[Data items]
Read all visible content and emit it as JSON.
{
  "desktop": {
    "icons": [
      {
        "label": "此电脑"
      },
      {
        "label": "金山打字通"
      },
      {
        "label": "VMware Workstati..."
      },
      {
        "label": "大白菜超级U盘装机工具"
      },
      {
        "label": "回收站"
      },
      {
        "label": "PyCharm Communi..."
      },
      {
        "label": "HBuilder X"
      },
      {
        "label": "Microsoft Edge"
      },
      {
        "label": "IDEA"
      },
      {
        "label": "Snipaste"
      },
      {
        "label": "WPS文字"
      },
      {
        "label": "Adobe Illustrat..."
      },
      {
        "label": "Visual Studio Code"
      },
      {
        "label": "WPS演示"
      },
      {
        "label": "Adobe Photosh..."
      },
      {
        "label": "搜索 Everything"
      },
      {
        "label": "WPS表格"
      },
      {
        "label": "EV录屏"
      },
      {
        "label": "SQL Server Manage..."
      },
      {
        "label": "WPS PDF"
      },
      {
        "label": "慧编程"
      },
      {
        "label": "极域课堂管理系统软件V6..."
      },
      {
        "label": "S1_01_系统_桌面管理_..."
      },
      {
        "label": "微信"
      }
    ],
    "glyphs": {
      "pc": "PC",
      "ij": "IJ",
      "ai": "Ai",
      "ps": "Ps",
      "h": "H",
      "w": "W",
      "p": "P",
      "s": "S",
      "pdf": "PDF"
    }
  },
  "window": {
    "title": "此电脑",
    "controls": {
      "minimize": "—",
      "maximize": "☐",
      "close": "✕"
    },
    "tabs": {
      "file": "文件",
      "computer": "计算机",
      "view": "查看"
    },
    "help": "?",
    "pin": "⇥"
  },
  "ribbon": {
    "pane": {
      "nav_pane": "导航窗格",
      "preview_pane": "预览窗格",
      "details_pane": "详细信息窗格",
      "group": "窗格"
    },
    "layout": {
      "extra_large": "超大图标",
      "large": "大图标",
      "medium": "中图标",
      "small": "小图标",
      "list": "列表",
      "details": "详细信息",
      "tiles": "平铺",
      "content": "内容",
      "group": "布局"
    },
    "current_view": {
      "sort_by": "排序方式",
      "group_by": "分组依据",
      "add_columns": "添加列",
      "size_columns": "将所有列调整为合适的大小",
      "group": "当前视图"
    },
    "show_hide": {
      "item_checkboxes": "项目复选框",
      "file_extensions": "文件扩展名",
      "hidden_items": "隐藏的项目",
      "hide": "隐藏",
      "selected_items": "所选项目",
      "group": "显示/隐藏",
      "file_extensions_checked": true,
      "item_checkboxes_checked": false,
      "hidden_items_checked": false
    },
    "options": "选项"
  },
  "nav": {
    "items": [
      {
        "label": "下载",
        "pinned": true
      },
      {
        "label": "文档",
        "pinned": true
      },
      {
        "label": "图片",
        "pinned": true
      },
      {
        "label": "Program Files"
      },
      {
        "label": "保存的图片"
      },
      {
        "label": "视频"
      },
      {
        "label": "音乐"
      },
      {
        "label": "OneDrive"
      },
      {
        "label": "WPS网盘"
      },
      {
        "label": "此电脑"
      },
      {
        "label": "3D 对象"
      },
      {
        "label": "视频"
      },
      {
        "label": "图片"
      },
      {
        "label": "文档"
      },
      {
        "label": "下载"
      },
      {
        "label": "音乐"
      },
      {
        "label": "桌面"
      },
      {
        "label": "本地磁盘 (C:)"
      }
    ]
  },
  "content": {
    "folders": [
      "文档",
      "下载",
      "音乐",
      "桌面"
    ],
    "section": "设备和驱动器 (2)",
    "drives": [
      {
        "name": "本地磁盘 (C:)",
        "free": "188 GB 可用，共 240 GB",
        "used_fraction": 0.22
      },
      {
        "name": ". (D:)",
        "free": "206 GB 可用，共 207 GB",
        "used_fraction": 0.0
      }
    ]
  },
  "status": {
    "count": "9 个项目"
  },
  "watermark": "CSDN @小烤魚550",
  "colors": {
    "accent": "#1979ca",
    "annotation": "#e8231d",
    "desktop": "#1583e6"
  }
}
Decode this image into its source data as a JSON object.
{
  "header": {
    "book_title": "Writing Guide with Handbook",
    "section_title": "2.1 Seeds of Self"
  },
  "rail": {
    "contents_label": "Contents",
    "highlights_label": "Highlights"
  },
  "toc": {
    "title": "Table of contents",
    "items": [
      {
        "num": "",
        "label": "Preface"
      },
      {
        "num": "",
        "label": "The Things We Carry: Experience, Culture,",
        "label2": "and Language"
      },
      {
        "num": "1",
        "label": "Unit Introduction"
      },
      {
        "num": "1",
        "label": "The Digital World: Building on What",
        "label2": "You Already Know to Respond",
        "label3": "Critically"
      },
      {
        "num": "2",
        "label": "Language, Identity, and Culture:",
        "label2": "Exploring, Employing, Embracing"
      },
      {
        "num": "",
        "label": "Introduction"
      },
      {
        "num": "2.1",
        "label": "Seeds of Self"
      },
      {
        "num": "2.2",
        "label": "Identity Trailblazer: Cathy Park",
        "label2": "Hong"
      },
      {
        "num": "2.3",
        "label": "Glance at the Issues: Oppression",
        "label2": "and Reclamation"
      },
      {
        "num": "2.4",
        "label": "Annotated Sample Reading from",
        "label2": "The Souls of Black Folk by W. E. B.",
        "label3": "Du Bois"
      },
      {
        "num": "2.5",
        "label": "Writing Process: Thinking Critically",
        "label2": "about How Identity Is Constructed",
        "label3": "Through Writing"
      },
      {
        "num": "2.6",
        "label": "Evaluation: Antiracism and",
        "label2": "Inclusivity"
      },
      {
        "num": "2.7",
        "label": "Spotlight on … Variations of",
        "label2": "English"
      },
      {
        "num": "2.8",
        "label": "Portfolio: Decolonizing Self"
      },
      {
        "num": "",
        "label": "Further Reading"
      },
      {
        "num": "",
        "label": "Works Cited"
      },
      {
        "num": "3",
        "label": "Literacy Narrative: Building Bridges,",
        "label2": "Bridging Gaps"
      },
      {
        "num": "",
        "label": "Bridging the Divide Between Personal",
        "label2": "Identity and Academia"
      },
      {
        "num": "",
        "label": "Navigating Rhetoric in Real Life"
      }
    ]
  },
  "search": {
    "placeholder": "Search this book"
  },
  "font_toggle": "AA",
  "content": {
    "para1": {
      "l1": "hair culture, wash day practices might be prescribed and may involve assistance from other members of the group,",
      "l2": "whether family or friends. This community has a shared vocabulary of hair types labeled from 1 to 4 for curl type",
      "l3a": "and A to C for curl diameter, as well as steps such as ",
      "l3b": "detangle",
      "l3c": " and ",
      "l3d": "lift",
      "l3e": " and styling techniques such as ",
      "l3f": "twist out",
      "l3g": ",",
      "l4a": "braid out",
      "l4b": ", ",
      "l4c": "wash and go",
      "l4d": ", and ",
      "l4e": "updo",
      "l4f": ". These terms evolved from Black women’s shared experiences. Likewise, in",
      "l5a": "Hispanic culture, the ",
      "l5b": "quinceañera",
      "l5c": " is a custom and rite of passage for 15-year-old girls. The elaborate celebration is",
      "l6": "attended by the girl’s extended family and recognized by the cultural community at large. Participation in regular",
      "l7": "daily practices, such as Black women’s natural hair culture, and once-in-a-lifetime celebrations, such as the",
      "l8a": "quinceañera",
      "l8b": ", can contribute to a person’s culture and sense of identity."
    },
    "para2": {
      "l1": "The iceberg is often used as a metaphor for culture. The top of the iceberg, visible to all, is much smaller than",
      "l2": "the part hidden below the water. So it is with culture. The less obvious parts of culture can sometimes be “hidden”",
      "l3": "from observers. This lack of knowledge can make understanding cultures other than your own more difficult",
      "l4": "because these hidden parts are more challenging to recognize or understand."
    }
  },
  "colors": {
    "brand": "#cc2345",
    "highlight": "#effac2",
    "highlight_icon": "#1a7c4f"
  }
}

SHORT TASK: Copy the material above verbatim.

SOLUTION:
Read all visible content and emit it as JSON.
{
  "desktop": {
    "icons": [
      {
        "label": "此电脑"
      },
      {
        "label": "金山打字通"
      },
      {
        "label": "VMware Workstati..."
      },
      {
        "label": "大白菜超级U盘装机工具"
      },
      {
        "label": "回收站"
      },
      {
        "label": "PyCharm Communi..."
      },
      {
        "label": "HBuilder X"
      },
      {
        "label": "Microsoft Edge"
      },
      {
        "label": "IDEA"
      },
      {
        "label": "Snipaste"
      },
      {
        "label": "WPS文字"
      },
      {
        "label": "Adobe Illustrat..."
      },
      {
        "label": "Visual Studio Code"
      },
      {
        "label": "WPS演示"
      },
      {
        "label": "Adobe Photosh..."
      },
      {
        "label": "搜索 Everything"
      },
      {
        "label": "WPS表格"
      },
      {
        "label": "EV录屏"
      },
      {
        "label": "SQL Server Manage..."
      },
      {
        "label": "WPS PDF"
      },
      {
        "label": "慧编程"
      },
      {
        "label": "极域课堂管理系统软件V6..."
      },
      {
        "label": "S1_01_系统_桌面管理_..."
      },
      {
        "label": "微信"
      }
    ],
    "glyphs": {
      "pc": "PC",
      "ij": "IJ",
      "ai": "Ai",
      "ps": "Ps",
      "h": "H",
      "w": "W",
      "p": "P",
      "s": "S",
      "pdf": "PDF"
    }
  },
  "window": {
    "title": "此电脑",
    "controls": {
      "minimize": "—",
      "maximize": "☐",
      "close": "✕"
    },
    "tabs": {
      "file": "文件",
      "computer": "计算机",
      "view": "查看"
    },
    "help": "?",
    "pin": "⇥"
  },
  "ribbon": {
    "pane": {
      "nav_pane": "导航窗格",
      "preview_pane": "预览窗格",
      "details_pane": "详细信息窗格",
      "group": "窗格"
    },
    "layout": {
      "extra_large": "超大图标",
      "large": "大图标",
      "medium": "中图标",
      "small": "小图标",
      "list": "列表",
      "details": "详细信息",
      "tiles": "平铺",
      "content": "内容",
      "group": "布局"
    },
    "current_view": {
      "sort_by": "排序方式",
      "group_by": "分组依据",
      "add_columns": "添加列",
      "size_columns": "将所有列调整为合适的大小",
      "group": "当前视图"
    },
    "show_hide": {
      "item_checkboxes": "项目复选框",
      "file_extensions": "文件扩展名",
      "hidden_items": "隐藏的项目",
      "hide": "隐藏",
      "selected_items": "所选项目",
      "group": "显示/隐藏",
      "file_extensions_checked": true,
      "item_checkboxes_checked": false,
      "hidden_items_checked": false
    },
    "options": "选项"
  },
  "nav": {
    "items": [
      {
        "label": "下载",
        "pinned": true
      },
      {
        "label": "文档",
        "pinned": true
      },
      {
        "label": "图片",
        "pinned": true
      },
      {
        "label": "Program Files"
      },
      {
        "label": "保存的图片"
      },
      {
        "label": "视频"
      },
      {
        "label": "音乐"
      },
      {
        "label": "OneDrive"
      },
      {
        "label": "WPS网盘"
      },
      {
        "label": "此电脑"
      },
      {
        "label": "3D 对象"
      },
      {
        "label": "视频"
      },
      {
        "label": "图片"
      },
      {
        "label": "文档"
      },
      {
        "label": "下载"
      },
      {
        "label": "音乐"
      },
      {
        "label": "桌面"
      },
      {
        "label": "本地磁盘 (C:)"
      }
    ]
  },
  "content": {
    "folders": [
      "文档",
      "下载",
      "音乐",
      "桌面"
    ],
    "section": "设备和驱动器 (2)",
    "drives": [
      {
        "name": "本地磁盘 (C:)",
        "free": "188 GB 可用，共 240 GB",
        "used_fraction": 0.22
      },
      {
        "name": ". (D:)",
        "free": "206 GB 可用，共 207 GB",
        "used_fraction": 0.0
      }
    ]
  },
  "status": {
    "count": "9 个项目"
  },
  "watermark": "CSDN @小烤魚550",
  "colors": {
    "accent": "#1979ca",
    "annotation": "#e8231d",
    "desktop": "#1583e6"
  }
}
Decode this image into its source data as a JSON object.
{
  "header": {
    "book_title": "Writing Guide with Handbook",
    "section_title": "2.1 Seeds of Self"
  },
  "rail": {
    "contents_label": "Contents",
    "highlights_label": "Highlights"
  },
  "toc": {
    "title": "Table of contents",
    "items": [
      {
        "num": "",
        "label": "Preface"
      },
      {
        "num": "",
        "label": "The Things We Carry: Experience, Culture,",
        "label2": "and Language"
      },
      {
        "num": "1",
        "label": "Unit Introduction"
      },
      {
        "num": "1",
        "label": "The Digital World: Building on What",
        "label2": "You Already Know to Respond",
        "label3": "Critically"
      },
      {
        "num": "2",
        "label": "Language, Identity, and Culture:",
        "label2": "Exploring, Employing, Embracing"
      },
      {
        "num": "",
        "label": "Introduction"
      },
      {
        "num": "2.1",
        "label": "Seeds of Self"
      },
      {
        "num": "2.2",
        "label": "Identity Trailblazer: Cathy Park",
        "label2": "Hong"
      },
      {
        "num": "2.3",
        "label": "Glance at the Issues: Oppression",
        "label2": "and Reclamation"
      },
      {
        "num": "2.4",
        "label": "Annotated Sample Reading from",
        "label2": "The Souls of Black Folk by W. E. B.",
        "label3": "Du Bois"
      },
      {
        "num": "2.5",
        "label": "Writing Process: Thinking Critically",
        "label2": "about How Identity Is Constructed",
        "label3": "Through Writing"
      },
      {
        "num": "2.6",
        "label": "Evaluation: Antiracism and",
        "label2": "Inclusivity"
      },
      {
        "num": "2.7",
        "label": "Spotlight on … Variations of",
        "label2": "English"
      },
      {
        "num": "2.8",
        "label": "Portfolio: Decolonizing Self"
      },
      {
        "num": "",
        "label": "Further Reading"
      },
      {
        "num": "",
        "label": "Works Cited"
      },
      {
        "num": "3",
        "label": "Literacy Narrative: Building Bridges,",
        "label2": "Bridging Gaps"
      },
      {
        "num": "",
        "label": "Bridging the Divide Between Personal",
        "label2": "Identity and Academia"
      },
      {
        "num": "",
        "label": "Navigating Rhetoric in Real Life"
      }
    ]
  },
  "search": {
    "placeholder": "Search this book"
  },
  "font_toggle": "AA",
  "content": {
    "para1": {
      "l1": "hair culture, wash day practices might be prescribed and may involve assistance from other members of the group,",
      "l2": "whether family or friends. This community has a shared vocabulary of hair types labeled from 1 to 4 for curl type",
      "l3a": "and A to C for curl diameter, as well as steps such as ",
      "l3b": "detangle",
      "l3c": " and ",
      "l3d": "lift",
      "l3e": " and styling techniques such as ",
      "l3f": "twist out",
      "l3g": ",",
      "l4a": "braid out",
      "l4b": ", ",
      "l4c": "wash and go",
      "l4d": ", and ",
      "l4e": "updo",
      "l4f": ". These terms evolved from Black women’s shared experiences. Likewise, in",
      "l5a": "Hispanic culture, the ",
      "l5b": "quinceañera",
      "l5c": " is a custom and rite of passage for 15-year-old girls. The elaborate celebration is",
      "l6": "attended by the girl’s extended family and recognized by the cultural community at large. Participation in regular",
      "l7": "daily practices, such as Black women’s natural hair culture, and once-in-a-lifetime celebrations, such as the",
      "l8a": "quinceañera",
      "l8b": ", can contribute to a person’s culture and sense of identity."
    },
    "para2": {
      "l1": "The iceberg is often used as a metaphor for culture. The top of the iceberg, visible to all, is much smaller than",
      "l2": "the part hidden below the water. So it is with culture. The less obvious parts of culture can sometimes be “hidden”",
      "l3": "from observers. This lack of knowledge can make understanding cultures other than your own more difficult",
      "l4": "because these hidden parts are more challenging to recognize or understand."
    }
  },
  "colors": {
    "brand": "#cc2345",
    "highlight": "#effac2",
    "highlight_icon": "#1a7c4f"
  }
}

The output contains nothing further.